Please state how many lines in the records contain the string "Approval", with no words besides the number.

-=-=-=-=-

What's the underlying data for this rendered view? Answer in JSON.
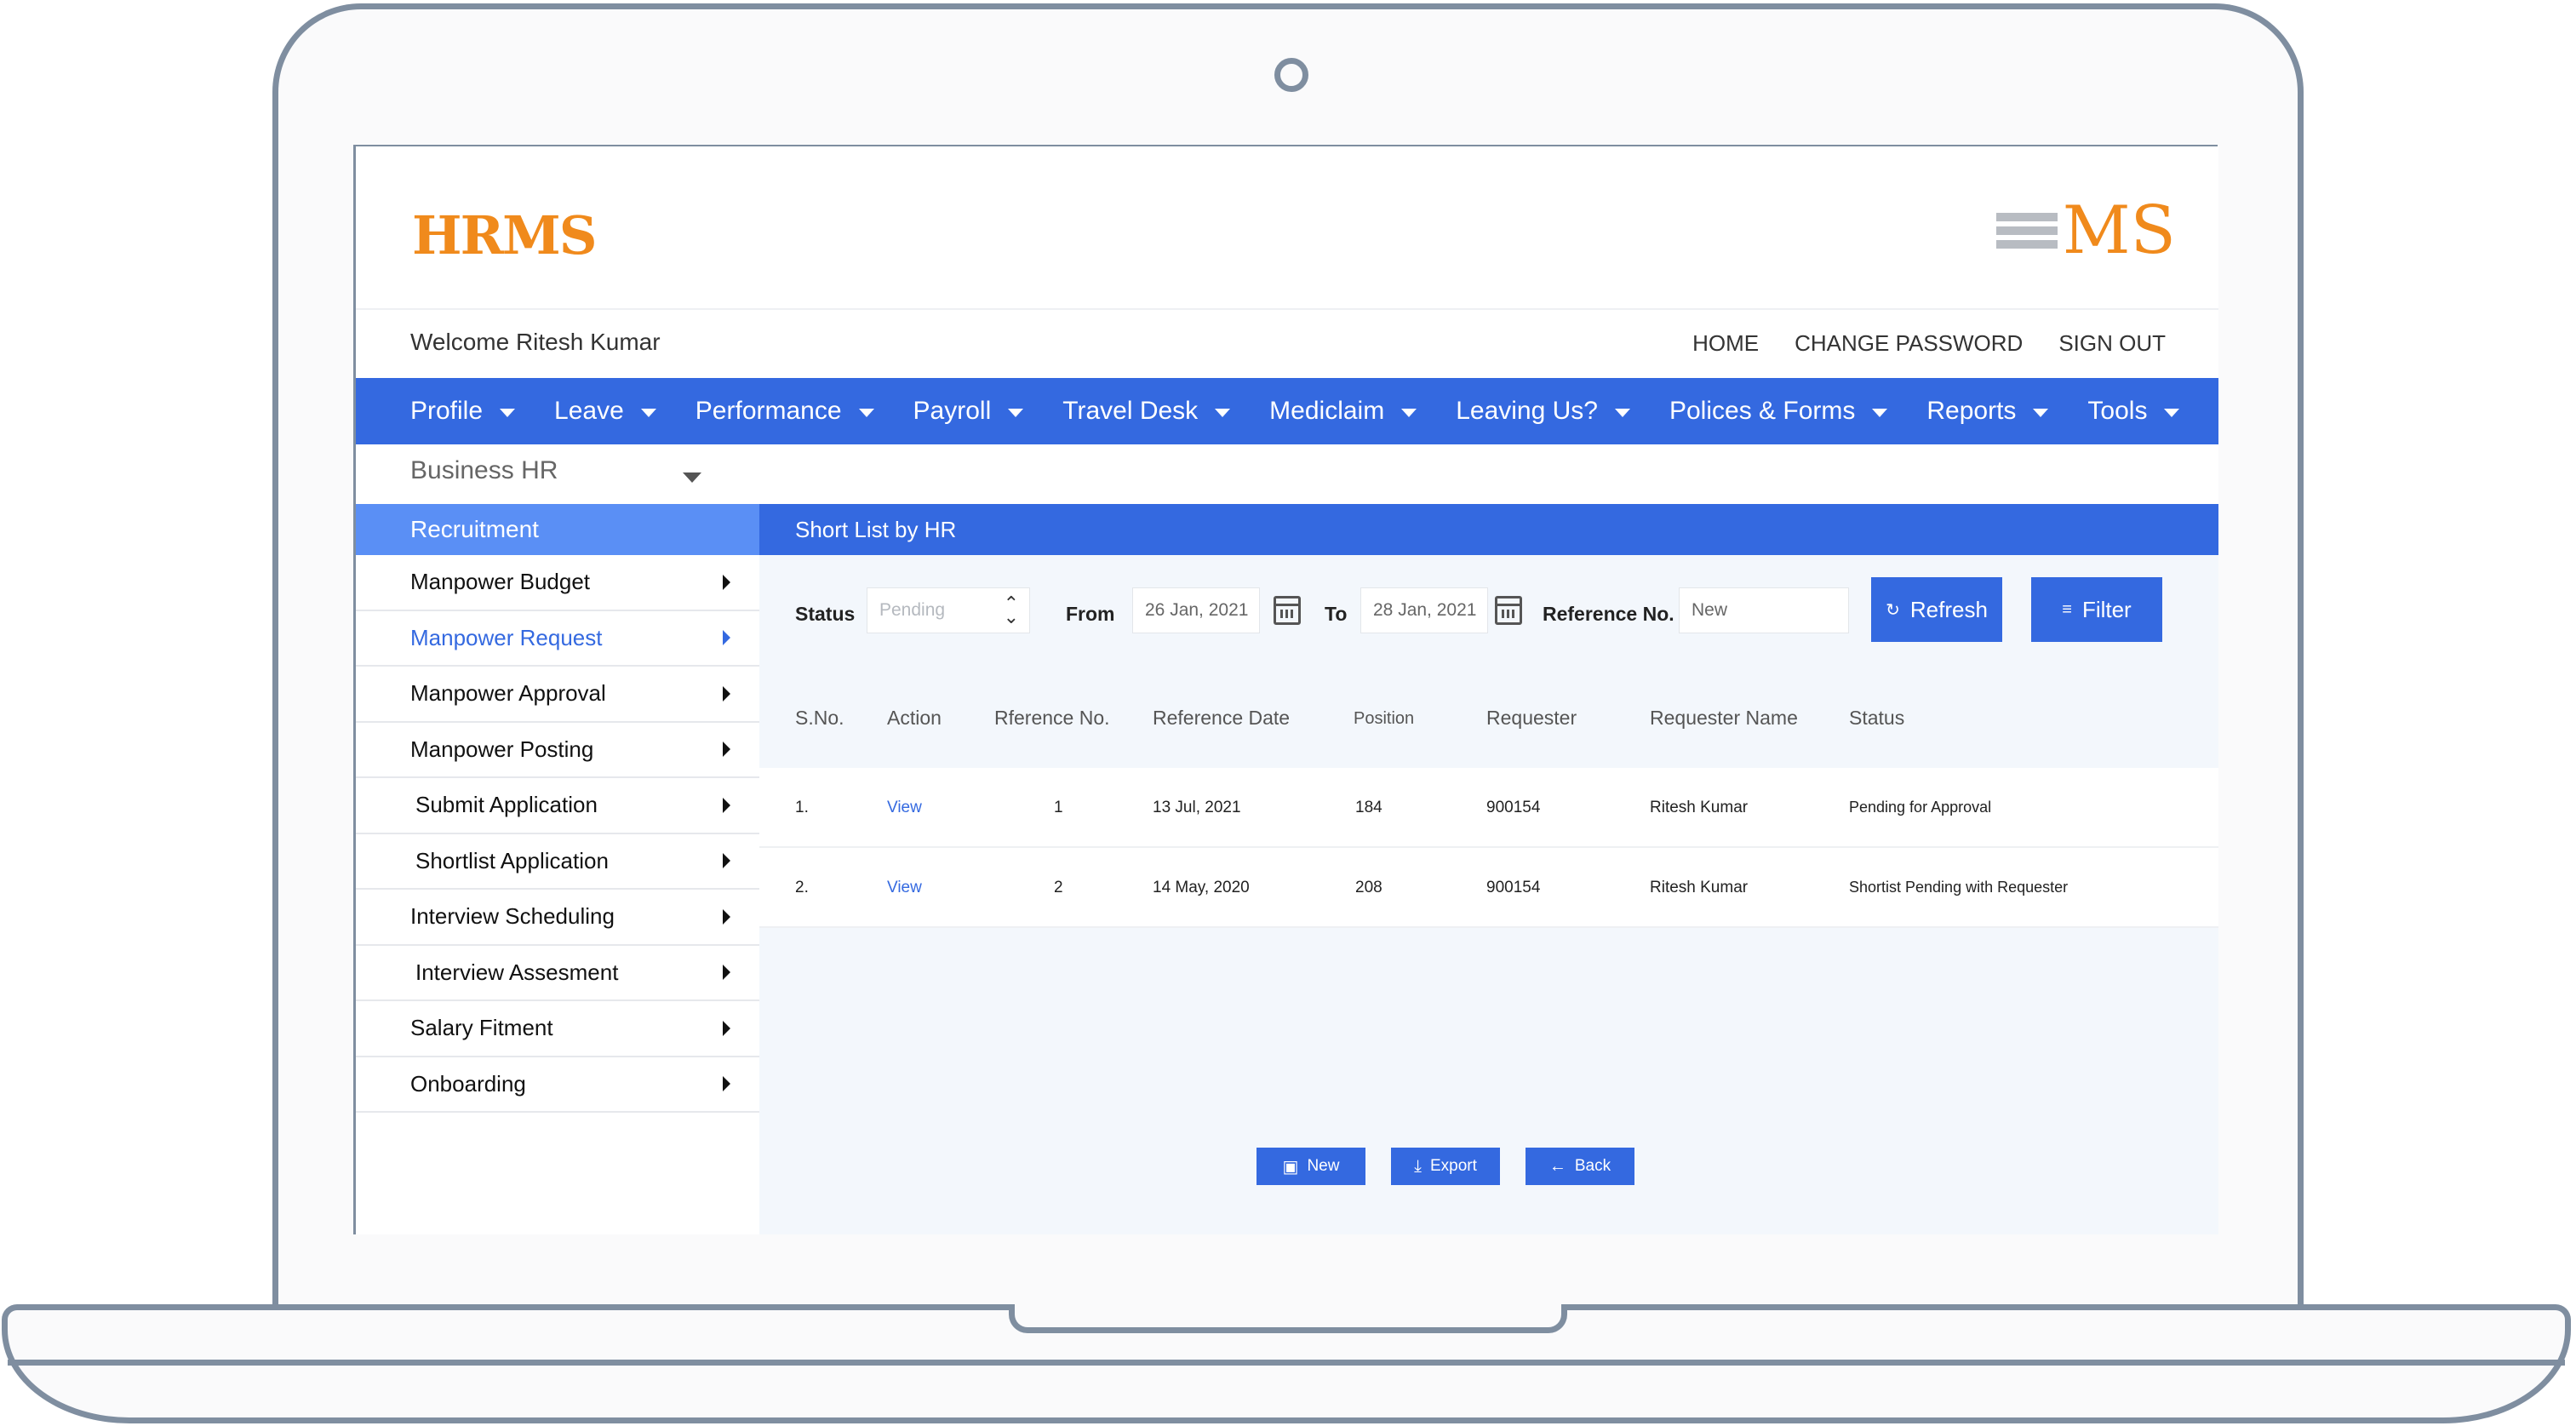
{
  "brand": {
    "left_logo": "HRMS",
    "right_logo": "MS",
    "accent": "#3469e0",
    "logo_color": "#f08a1c"
  },
  "welcome": "Welcome Ritesh Kumar",
  "toplinks": [
    "HOME",
    "CHANGE PASSWORD",
    "SIGN OUT"
  ],
  "mainnav": [
    "Profile",
    "Leave",
    "Performance",
    "Payroll",
    "Travel Desk",
    "Mediclaim",
    "Leaving Us?",
    "Polices & Forms",
    "Reports",
    "Tools"
  ],
  "business_select": "Business HR",
  "sidebar": {
    "title": "Recruitment",
    "items": [
      "Manpower Budget",
      "Manpower Request",
      "Manpower Approval",
      "Manpower Posting",
      "Submit Application",
      "Shortlist Application",
      "Interview Scheduling",
      "Interview Assesment",
      "Salary Fitment",
      "Onboarding"
    ],
    "active": "Manpower Request"
  },
  "content": {
    "title": "Short List by HR",
    "filters": {
      "status_label": "Status",
      "status_value": "Pending",
      "from_label": "From",
      "from_value": "26 Jan, 2021",
      "to_label": "To",
      "to_value": "28 Jan, 2021",
      "ref_label": "Reference No.",
      "ref_value": "New",
      "refresh": "Refresh",
      "filter": "Filter"
    },
    "columns": [
      "S.No.",
      "Action",
      "Rference No.",
      "Reference Date",
      "Position",
      "Requester",
      "Requester Name",
      "Status"
    ],
    "rows": [
      {
        "sno": "1.",
        "action": "View",
        "ref": "1",
        "date": "13 Jul, 2021",
        "position": "184",
        "requester": "900154",
        "name": "Ritesh Kumar",
        "status": "Pending for Approval"
      },
      {
        "sno": "2.",
        "action": "View",
        "ref": "2",
        "date": "14 May, 2020",
        "position": "208",
        "requester": "900154",
        "name": "Ritesh Kumar",
        "status": "Shortist Pending with Requester"
      }
    ],
    "buttons": {
      "new": "New",
      "export": "Export",
      "back": "Back"
    }
  }
}
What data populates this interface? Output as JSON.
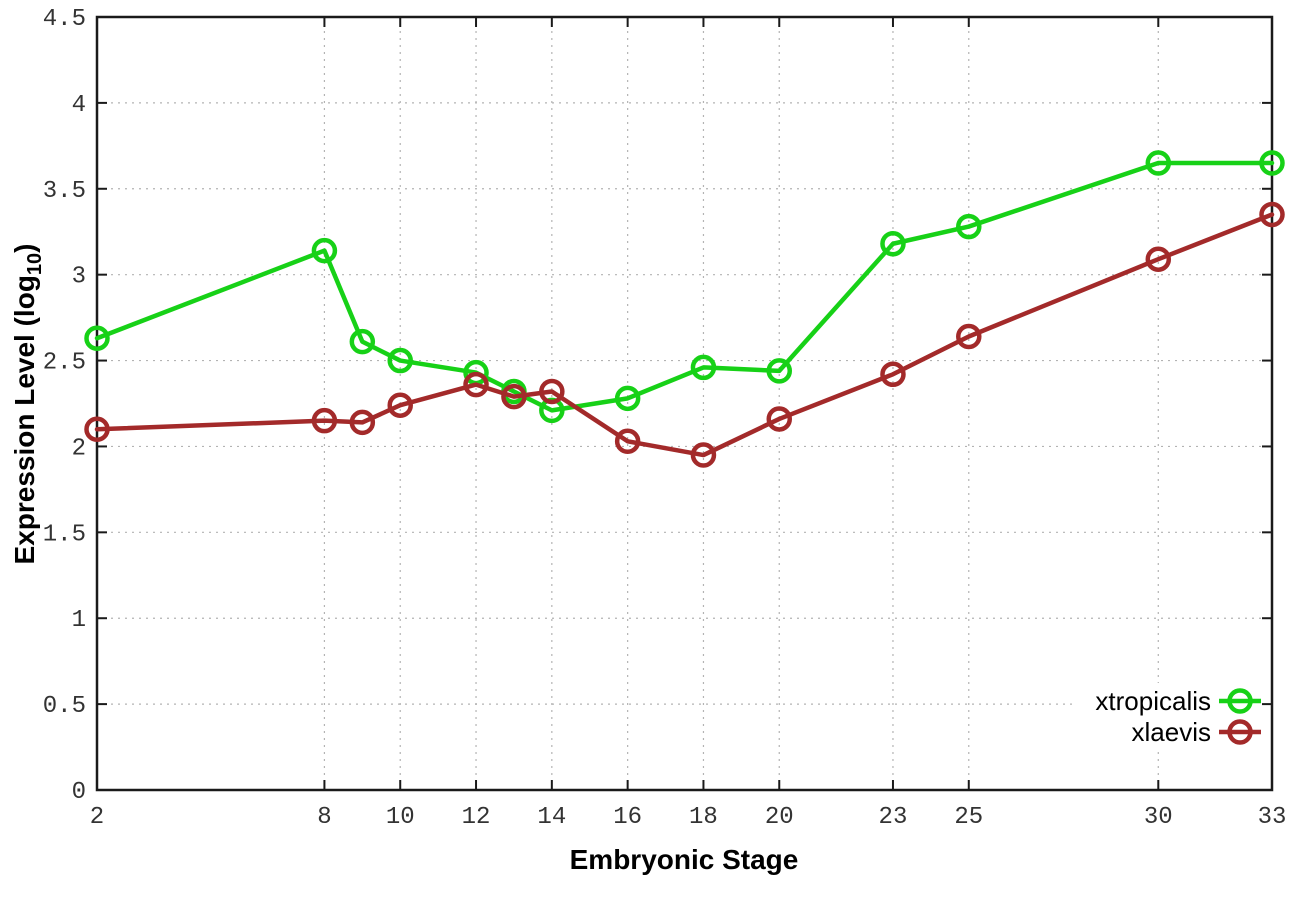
{
  "figure": {
    "background": "#ffffff",
    "border_color": "#1a1a1a",
    "grid_color": "#b3b3b3",
    "tick_text_color": "#333333"
  },
  "labels": {
    "y_prefix": "Expression Level (log",
    "y_sub": "10",
    "y_suffix": ")"
  },
  "chart_data": {
    "type": "line",
    "title": "",
    "xlabel": "Embryonic Stage",
    "ylabel": "Expression Level (log10)",
    "xlim": [
      2,
      33
    ],
    "ylim": [
      0,
      4.5
    ],
    "x_ticks": [
      2,
      8,
      10,
      12,
      14,
      16,
      18,
      20,
      23,
      25,
      30,
      33
    ],
    "y_ticks": [
      0,
      0.5,
      1,
      1.5,
      2,
      2.5,
      3,
      3.5,
      4,
      4.5
    ],
    "grid": true,
    "legend_position": "inside-right-bottom",
    "marker": "open-circle",
    "series": [
      {
        "name": "xtropicalis",
        "color": "#17d117",
        "x": [
          2,
          8,
          9,
          10,
          12,
          13,
          14,
          16,
          18,
          20,
          23,
          25,
          30,
          33
        ],
        "y": [
          2.63,
          3.14,
          2.61,
          2.5,
          2.43,
          2.32,
          2.21,
          2.28,
          2.46,
          2.44,
          3.18,
          3.28,
          3.65,
          3.65
        ]
      },
      {
        "name": "xlaevis",
        "color": "#a32a2a",
        "x": [
          2,
          8,
          9,
          10,
          12,
          13,
          14,
          16,
          18,
          20,
          23,
          25,
          30,
          33
        ],
        "y": [
          2.1,
          2.15,
          2.14,
          2.24,
          2.36,
          2.29,
          2.32,
          2.03,
          1.95,
          2.16,
          2.42,
          2.64,
          3.09,
          3.35
        ]
      }
    ]
  }
}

-=-=-=-=-

→ **RESULT OF THE EXERCISE**
2